• _REQUIRED ACTIONS_:
[a] Answer these questions about the tracking paper:
(i) Which university is the authors' department part of?
(ii) On what date was the paper accepted?
(iii) How many stages make up the proposed algorithm?
[b] For each statement, tell whether the tracking paper supports it and quote the words that settle it:
(i) The paper was revised in October 2014.
(ii) The algorithm represents the tracked object with a rectangle-shaped region of interest.
(iii) Meteorology appears among the applications named for video object tracking.
[c] Please echo everything in the tracking paper from "Journal of Signal" down to "Research Publishing Inc.".

• _SOURCE_:
+---+
Journal of Signal and Information Processing
Vol.05 No.04(2014), Article ID:50322,6 pages
10.4236/jsip.2014.54012

Rebound of Region of Interest (RROI), a New Kernel-Based Algorithm for Video Object Tracking Applications

Andres Alarcon Ramirez, Mohamed Chouikha

Department of Electrical and Computer Engineering, Howard University, Washington DC, USA

Email: alarconandres2001@gmail.com, mchouikha@howard.edu

Copyright © 2014 by authors and Scientific Research Publishing Inc.

This work is licensed under the Creative Commons Attribution International License (CC BY).

http://creativecommons.org/licenses/by/4.0/

Received 2 August 2014; revised 1 September 2014; accepted 27 September 2014

ABSTRACT

This paper presents a new kernel-based algorithm for video object tracking called rebound of region of interest (RROI). The novel algorithm uses a rectangle-shaped section as region of interest (ROI) to represent and track specific objects in videos. The proposed algorithm is constituted by two stages. The first stage seeks to determine the direction of the object’s motion by analyzing the changing regions around the object being tracked between two consecutive frames. Once the direction of the object’s motion has been predicted, it is initialized an iterative process that seeks to minimize a function of dissimilarity in order to find the location of the object being tracked in the next frame. The main advantage of the proposed algorithm is that, unlike existing kernel-based methods, it is immune to highly cluttered conditions. The results obtained by the proposed algorithm show that the tracking process was successfully carried out for a set of color videos with different challenging conditions such as occlusion, illumination changes, cluttered conditions, and object scale changes.

Keywords:

Video Object Tracking, Cluttered Conditions, Kernel-Based Algorithm

1. Introduction

Video object tracking can be defined as the detection of an object in the image plane as it moves around the scene. This topic has a growing interest for both civilian and military applications, such as automated surveillance, video indexing, human-computer interaction (gesture recognition), meteorology, and traffic management system [1] - [3] . Object tracking algorithms strive to detect a determined object through a sequence of images. Regularly, these object tracking algorithms use and correlate many pre-processing tasks, such as motion estimation and image segmentation.

The process of tracking an object in a sequence of frames is directly dependant on the object representation being used. Some representations, for example, use interest points to identify the object to be tracked [4] . These interest points can be detected by using information based on differentiation operators [5] [6] , where changes in intensity between two adjacent pixels can emphasize the boundaries of the object of interest in the image. Other object representations use the object’s silhouette or object’s contour to extract information about the general shape of the object [7] [8] .
+---+
(Annotated element listings)
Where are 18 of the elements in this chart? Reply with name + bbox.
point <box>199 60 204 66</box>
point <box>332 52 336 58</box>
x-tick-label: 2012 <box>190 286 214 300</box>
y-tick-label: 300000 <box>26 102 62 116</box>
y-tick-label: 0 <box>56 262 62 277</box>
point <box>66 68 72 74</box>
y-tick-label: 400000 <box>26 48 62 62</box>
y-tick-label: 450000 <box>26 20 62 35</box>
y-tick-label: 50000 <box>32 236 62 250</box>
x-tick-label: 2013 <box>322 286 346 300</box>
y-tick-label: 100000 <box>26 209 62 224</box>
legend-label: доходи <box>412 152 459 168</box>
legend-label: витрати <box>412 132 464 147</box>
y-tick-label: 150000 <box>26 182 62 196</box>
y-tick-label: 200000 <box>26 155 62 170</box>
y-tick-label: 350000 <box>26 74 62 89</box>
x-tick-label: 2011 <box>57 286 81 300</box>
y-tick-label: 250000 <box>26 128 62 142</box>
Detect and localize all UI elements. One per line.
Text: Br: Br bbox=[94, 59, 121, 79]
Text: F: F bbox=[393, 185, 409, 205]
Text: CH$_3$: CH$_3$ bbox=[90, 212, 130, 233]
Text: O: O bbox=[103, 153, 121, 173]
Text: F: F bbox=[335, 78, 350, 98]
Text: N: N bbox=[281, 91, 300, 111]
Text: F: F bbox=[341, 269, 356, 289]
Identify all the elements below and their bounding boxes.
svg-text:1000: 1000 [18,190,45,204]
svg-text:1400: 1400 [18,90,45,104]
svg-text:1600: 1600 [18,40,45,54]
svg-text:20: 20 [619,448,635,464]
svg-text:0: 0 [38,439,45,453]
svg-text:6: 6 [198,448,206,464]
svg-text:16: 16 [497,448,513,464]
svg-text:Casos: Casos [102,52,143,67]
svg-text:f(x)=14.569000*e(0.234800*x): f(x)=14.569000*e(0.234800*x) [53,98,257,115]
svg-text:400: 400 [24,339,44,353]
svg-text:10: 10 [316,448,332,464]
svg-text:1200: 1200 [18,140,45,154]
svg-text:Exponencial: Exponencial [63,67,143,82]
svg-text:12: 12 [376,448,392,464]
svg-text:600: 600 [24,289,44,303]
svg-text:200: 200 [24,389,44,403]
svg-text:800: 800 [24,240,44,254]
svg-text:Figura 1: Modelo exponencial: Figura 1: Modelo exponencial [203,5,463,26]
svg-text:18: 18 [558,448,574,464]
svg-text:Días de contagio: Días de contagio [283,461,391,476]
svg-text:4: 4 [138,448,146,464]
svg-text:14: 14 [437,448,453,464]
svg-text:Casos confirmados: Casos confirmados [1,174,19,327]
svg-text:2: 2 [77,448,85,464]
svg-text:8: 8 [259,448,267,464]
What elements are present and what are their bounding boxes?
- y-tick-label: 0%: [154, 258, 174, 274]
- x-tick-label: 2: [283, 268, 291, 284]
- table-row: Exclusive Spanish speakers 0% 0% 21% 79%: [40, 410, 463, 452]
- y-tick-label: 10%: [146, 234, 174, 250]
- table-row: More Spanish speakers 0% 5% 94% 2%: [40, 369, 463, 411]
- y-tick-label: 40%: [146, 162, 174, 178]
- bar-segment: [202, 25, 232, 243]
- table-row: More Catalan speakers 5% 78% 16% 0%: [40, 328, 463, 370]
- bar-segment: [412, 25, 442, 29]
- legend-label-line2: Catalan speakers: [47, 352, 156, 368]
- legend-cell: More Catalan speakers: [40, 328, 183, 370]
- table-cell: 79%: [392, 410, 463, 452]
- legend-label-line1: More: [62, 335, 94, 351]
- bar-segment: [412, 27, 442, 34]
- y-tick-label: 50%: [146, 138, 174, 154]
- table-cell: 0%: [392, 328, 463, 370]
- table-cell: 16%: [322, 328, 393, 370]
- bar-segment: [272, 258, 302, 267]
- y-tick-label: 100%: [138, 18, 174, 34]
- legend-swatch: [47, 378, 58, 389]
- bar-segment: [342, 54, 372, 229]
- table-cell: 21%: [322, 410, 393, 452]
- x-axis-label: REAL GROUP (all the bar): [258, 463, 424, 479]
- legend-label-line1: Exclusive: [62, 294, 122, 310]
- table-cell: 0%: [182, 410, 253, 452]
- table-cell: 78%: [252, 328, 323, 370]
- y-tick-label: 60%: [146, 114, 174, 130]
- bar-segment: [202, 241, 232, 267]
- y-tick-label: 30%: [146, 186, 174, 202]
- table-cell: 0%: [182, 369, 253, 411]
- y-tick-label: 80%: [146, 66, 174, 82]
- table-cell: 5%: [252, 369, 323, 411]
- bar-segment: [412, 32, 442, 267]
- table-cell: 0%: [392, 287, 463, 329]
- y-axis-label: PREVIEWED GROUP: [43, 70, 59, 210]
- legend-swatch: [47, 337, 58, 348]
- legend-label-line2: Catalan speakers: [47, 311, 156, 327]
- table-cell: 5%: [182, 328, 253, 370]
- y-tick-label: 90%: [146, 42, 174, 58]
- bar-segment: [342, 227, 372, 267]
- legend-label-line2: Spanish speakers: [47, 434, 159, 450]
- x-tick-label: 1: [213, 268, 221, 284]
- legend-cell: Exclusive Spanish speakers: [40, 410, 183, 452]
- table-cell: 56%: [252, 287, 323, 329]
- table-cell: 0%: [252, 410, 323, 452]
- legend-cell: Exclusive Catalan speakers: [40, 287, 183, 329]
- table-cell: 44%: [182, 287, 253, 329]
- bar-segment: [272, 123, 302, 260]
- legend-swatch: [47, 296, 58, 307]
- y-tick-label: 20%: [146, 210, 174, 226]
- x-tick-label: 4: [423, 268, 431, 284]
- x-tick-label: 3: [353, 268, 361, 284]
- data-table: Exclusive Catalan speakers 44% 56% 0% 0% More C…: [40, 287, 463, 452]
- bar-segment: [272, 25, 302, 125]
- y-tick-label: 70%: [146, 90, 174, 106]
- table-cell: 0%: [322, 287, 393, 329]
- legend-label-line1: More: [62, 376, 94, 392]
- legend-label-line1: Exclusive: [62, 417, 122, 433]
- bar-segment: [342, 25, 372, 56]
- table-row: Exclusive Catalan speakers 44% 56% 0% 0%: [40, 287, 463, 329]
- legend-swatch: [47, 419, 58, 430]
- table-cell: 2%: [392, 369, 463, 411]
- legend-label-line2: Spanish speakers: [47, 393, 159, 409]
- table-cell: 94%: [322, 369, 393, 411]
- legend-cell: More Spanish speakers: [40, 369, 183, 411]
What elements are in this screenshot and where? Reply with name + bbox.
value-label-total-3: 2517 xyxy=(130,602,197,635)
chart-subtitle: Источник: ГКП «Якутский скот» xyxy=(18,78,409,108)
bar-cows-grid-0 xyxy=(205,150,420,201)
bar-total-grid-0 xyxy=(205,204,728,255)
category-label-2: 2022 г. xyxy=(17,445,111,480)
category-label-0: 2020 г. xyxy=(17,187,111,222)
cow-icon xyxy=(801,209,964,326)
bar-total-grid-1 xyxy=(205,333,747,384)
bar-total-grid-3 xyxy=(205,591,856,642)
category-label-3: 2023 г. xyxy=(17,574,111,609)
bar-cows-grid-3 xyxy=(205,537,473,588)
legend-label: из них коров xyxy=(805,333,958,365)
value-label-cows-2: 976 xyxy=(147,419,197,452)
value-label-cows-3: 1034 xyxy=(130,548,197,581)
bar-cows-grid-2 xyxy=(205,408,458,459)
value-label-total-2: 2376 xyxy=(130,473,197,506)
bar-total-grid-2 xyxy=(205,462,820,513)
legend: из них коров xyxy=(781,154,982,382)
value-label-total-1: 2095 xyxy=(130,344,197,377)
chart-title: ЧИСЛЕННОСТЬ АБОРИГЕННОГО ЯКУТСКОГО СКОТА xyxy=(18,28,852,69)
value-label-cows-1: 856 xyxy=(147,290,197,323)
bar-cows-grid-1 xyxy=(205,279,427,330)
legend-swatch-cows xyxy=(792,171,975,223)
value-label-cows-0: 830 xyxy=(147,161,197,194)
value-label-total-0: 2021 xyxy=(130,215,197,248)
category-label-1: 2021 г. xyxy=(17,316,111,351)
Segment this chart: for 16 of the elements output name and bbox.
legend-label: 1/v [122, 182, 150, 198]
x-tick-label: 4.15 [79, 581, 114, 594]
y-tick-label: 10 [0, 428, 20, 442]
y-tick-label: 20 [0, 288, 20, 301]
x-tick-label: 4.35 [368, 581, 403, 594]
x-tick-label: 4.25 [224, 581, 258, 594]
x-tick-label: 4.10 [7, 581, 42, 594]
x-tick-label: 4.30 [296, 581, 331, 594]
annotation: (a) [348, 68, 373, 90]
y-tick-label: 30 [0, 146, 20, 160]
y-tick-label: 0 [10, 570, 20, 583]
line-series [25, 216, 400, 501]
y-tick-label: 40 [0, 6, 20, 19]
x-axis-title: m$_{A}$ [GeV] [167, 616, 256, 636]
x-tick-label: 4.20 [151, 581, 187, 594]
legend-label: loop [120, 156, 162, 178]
+---+
• _ANSWERS TO THE EXERCISES_:
[a]
(i) Howard University
(ii) 27 September 2014
(iii) Two

[b]
(i) No: "revised 1 September 2014"
(ii) Yes: "uses a rectangle-shaped section as region of interest (ROI) to represent and track specific objects in videos"
(iii) Yes: "automated surveillance, video indexing, human-computer interaction (gesture recognition), meteorology, and traffic management system"

[c]
Journal of Signal and Information Processing
Vol.05 No.04(2014), Article ID:50322,6 pages
10.4236/jsip.2014.54012

Rebound of Region of Interest (RROI), a New Kernel-Based Algorithm for Video Object Tracking Applications

Andres Alarcon Ramirez, Mohamed Chouikha

Department of Electrical and Computer Engineering, Howard University, Washington DC, USA

Email: alarconandres2001@gmail.com, mchouikha@howard.edu

Copyright © 2014 by authors and Scientific Research Publishing Inc.